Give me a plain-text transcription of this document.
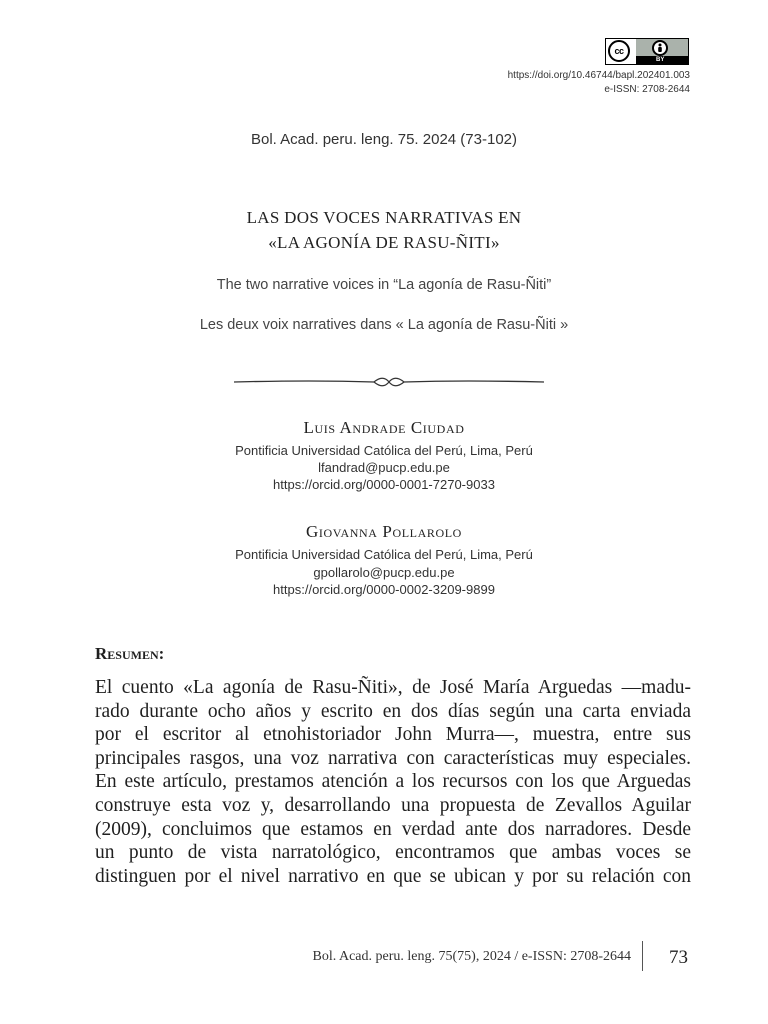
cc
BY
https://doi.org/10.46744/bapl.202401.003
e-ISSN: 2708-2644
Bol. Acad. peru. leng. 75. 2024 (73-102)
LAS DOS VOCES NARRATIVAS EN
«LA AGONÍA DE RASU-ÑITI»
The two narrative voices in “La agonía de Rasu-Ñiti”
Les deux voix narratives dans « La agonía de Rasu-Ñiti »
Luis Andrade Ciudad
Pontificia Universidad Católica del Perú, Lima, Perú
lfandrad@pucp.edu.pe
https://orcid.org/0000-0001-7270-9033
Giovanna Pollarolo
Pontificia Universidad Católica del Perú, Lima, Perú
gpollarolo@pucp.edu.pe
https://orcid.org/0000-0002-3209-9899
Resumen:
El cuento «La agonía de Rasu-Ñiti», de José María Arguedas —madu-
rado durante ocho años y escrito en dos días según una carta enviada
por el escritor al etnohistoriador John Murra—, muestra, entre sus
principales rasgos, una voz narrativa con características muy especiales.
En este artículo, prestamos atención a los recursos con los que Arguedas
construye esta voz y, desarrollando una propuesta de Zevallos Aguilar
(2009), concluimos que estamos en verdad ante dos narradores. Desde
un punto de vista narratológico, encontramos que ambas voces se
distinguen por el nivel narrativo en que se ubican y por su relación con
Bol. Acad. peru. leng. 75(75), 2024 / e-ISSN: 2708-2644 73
- - -
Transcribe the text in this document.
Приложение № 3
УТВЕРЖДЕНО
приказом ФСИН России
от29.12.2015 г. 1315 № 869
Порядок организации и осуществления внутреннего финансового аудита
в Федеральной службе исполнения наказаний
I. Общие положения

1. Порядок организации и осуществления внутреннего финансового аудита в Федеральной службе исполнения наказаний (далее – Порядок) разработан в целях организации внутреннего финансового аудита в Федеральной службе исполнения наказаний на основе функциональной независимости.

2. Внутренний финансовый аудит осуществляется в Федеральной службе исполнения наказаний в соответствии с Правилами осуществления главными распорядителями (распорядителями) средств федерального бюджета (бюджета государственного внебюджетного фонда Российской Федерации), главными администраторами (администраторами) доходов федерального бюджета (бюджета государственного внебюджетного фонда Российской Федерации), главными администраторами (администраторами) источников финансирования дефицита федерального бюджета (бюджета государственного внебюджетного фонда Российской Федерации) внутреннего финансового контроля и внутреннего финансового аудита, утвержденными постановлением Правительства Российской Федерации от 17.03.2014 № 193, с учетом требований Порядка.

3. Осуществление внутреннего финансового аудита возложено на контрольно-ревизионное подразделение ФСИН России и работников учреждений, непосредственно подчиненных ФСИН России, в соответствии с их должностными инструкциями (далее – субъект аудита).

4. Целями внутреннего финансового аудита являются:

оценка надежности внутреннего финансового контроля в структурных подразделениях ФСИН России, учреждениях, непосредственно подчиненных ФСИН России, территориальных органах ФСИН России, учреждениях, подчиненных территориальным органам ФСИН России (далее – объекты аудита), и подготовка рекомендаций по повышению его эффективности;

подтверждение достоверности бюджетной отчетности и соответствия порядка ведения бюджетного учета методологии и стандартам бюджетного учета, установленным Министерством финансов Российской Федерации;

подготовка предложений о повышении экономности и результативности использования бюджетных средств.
- - -
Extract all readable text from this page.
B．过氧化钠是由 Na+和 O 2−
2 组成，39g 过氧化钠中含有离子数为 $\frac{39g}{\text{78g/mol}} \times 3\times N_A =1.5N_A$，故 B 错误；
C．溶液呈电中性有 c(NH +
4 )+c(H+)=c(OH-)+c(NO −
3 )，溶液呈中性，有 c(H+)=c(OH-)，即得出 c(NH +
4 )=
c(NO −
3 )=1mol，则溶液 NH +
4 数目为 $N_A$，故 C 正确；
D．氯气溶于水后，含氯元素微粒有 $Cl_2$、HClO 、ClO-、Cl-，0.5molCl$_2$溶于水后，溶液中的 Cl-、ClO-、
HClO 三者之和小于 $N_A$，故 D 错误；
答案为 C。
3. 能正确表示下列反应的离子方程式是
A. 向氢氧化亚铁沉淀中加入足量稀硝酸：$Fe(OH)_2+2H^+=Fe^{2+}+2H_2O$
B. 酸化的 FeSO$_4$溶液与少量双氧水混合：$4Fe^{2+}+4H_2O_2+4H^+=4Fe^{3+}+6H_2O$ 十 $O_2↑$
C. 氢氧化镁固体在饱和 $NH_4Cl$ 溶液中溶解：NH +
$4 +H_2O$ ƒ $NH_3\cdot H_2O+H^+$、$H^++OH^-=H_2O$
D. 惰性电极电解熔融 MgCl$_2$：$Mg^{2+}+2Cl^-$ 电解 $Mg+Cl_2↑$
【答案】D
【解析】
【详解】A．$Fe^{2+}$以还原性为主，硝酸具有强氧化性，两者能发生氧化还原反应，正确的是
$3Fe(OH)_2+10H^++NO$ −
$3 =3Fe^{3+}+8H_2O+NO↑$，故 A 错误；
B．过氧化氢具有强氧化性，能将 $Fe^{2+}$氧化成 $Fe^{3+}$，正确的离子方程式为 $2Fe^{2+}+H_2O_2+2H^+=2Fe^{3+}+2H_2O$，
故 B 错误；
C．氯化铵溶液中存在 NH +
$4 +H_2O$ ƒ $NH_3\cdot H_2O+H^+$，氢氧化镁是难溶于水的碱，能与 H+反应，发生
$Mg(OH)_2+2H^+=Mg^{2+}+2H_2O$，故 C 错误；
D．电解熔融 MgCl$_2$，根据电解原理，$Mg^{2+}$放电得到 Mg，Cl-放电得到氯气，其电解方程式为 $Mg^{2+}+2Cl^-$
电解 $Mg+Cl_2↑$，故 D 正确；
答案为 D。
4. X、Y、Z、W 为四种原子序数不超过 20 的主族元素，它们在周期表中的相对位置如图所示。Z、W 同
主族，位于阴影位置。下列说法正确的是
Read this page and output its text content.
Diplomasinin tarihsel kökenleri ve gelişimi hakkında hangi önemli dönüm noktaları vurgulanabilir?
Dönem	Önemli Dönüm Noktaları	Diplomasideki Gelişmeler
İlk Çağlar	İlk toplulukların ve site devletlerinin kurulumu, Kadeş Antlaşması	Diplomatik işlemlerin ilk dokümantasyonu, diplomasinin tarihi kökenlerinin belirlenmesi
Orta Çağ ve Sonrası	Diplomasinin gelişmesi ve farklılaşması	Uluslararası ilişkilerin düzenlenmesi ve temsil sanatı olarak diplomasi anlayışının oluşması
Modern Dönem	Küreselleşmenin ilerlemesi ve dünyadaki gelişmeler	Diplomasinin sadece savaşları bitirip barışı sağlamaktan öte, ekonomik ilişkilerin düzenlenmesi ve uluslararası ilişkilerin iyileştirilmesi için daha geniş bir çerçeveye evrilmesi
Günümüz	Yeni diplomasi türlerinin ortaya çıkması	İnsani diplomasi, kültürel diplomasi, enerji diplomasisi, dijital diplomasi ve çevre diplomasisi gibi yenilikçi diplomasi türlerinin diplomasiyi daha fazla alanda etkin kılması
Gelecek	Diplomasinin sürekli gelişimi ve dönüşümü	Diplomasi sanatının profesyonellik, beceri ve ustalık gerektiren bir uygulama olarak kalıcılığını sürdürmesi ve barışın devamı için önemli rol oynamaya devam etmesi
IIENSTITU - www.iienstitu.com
- - -
● TASK BRIEF:
Show every line of the records above that contains the word "HClO".

● RIGHT ANSWER:
D．氯气溶于水后，含氯元素微粒有 $Cl_2$、HClO 、ClO-、Cl-，0.5molCl$_2$溶于水后，溶液中的 Cl-、ClO-、
HClO 三者之和小于 $N_A$，故 D 错误；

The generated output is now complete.